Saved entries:
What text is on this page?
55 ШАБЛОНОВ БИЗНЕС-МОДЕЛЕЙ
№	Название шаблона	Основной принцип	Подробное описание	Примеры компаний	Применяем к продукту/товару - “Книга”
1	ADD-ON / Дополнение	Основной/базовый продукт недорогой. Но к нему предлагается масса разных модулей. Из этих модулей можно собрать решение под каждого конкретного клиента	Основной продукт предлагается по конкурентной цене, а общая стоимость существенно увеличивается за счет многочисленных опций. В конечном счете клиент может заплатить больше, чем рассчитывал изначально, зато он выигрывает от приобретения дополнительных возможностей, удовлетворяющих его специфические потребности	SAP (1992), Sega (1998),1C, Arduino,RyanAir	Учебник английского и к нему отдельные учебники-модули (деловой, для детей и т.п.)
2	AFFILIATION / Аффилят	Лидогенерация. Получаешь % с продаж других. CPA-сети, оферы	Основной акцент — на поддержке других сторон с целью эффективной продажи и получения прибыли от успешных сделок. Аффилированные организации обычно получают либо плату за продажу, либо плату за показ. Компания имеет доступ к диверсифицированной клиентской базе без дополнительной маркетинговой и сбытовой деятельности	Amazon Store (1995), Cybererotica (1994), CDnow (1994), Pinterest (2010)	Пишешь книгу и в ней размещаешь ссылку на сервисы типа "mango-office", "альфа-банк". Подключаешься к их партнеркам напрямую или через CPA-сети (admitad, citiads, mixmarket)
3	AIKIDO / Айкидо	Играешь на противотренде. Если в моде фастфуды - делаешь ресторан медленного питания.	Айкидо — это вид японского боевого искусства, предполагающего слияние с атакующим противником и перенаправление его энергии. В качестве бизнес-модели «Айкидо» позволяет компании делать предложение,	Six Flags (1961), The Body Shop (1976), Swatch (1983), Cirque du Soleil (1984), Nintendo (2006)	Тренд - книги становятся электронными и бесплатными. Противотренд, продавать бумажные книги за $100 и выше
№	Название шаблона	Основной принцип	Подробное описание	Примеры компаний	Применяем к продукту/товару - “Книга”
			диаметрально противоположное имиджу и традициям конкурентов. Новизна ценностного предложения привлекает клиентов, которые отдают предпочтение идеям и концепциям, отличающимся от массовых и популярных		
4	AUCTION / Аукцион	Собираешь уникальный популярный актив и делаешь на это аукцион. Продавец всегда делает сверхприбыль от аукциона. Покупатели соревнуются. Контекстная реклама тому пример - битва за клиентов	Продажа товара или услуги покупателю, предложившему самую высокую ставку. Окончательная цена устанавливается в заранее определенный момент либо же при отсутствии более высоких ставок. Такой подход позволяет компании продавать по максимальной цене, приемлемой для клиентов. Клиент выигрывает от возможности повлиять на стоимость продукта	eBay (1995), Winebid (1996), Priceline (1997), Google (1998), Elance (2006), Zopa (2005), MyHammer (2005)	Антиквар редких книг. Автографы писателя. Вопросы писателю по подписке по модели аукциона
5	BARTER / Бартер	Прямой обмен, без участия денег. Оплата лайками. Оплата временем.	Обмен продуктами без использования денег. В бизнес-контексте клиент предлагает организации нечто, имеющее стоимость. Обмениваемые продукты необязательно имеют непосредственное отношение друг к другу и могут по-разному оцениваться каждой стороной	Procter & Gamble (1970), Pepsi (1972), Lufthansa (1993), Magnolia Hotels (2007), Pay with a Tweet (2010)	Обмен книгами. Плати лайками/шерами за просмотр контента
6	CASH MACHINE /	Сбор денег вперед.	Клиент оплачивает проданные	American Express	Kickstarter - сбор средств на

Stated problem:
Write out all of the records above exactly as they appear.

Result below:
What text is on this page?
55 ШАБЛОНОВ БИЗНЕС-МОДЕЛЕЙ
№	Название шаблона	Основной принцип	Подробное описание	Примеры компаний	Применяем к продукту/товару - “Книга”
1	ADD-ON / Дополнение	Основной/базовый продукт недорогой. Но к нему предлагается масса разных модулей. Из этих модулей можно собрать решение под каждого конкретного клиента	Основной продукт предлагается по конкурентной цене, а общая стоимость существенно увеличивается за счет многочисленных опций. В конечном счете клиент может заплатить больше, чем рассчитывал изначально, зато он выигрывает от приобретения дополнительных возможностей, удовлетворяющих его специфические потребности	SAP (1992), Sega (1998),1C, Arduino,RyanAir	Учебник английского и к нему отдельные учебники-модули (деловой, для детей и т.п.)
2	AFFILIATION / Аффилят	Лидогенерация. Получаешь % с продаж других. CPA-сети, оферы	Основной акцент — на поддержке других сторон с целью эффективной продажи и получения прибыли от успешных сделок. Аффилированные организации обычно получают либо плату за продажу, либо плату за показ. Компания имеет доступ к диверсифицированной клиентской базе без дополнительной маркетинговой и сбытовой деятельности	Amazon Store (1995), Cybererotica (1994), CDnow (1994), Pinterest (2010)	Пишешь книгу и в ней размещаешь ссылку на сервисы типа "mango-office", "альфа-банк". Подключаешься к их партнеркам напрямую или через CPA-сети (admitad, citiads, mixmarket)
3	AIKIDO / Айкидо	Играешь на противотренде. Если в моде фастфуды - делаешь ресторан медленного питания.	Айкидо — это вид японского боевого искусства, предполагающего слияние с атакующим противником и перенаправление его энергии. В качестве бизнес-модели «Айкидо» позволяет компании делать предложение,	Six Flags (1961), The Body Shop (1976), Swatch (1983), Cirque du Soleil (1984), Nintendo (2006)	Тренд - книги становятся электронными и бесплатными. Противотренд, продавать бумажные книги за $100 и выше
№	Название шаблона	Основной принцип	Подробное описание	Примеры компаний	Применяем к продукту/товару - “Книга”
			диаметрально противоположное имиджу и традициям конкурентов. Новизна ценностного предложения привлекает клиентов, которые отдают предпочтение идеям и концепциям, отличающимся от массовых и популярных		
4	AUCTION / Аукцион	Собираешь уникальный популярный актив и делаешь на это аукцион. Продавец всегда делает сверхприбыль от аукциона. Покупатели соревнуются. Контекстная реклама тому пример - битва за клиентов	Продажа товара или услуги покупателю, предложившему самую высокую ставку. Окончательная цена устанавливается в заранее определенный момент либо же при отсутствии более высоких ставок. Такой подход позволяет компании продавать по максимальной цене, приемлемой для клиентов. Клиент выигрывает от возможности повлиять на стоимость продукта	eBay (1995), Winebid (1996), Priceline (1997), Google (1998), Elance (2006), Zopa (2005), MyHammer (2005)	Антиквар редких книг. Автографы писателя. Вопросы писателю по подписке по модели аукциона
5	BARTER / Бартер	Прямой обмен, без участия денег. Оплата лайками. Оплата временем.	Обмен продуктами без использования денег. В бизнес-контексте клиент предлагает организации нечто, имеющее стоимость. Обмениваемые продукты необязательно имеют непосредственное отношение друг к другу и могут по-разному оцениваться каждой стороной	Procter & Gamble (1970), Pepsi (1972), Lufthansa (1993), Magnolia Hotels (2007), Pay with a Tweet (2010)	Обмен книгами. Плати лайками/шерами за просмотр контента
6	CASH MACHINE /	Сбор денег вперед.	Клиент оплачивает проданные	American Express	Kickstarter - сбор средств на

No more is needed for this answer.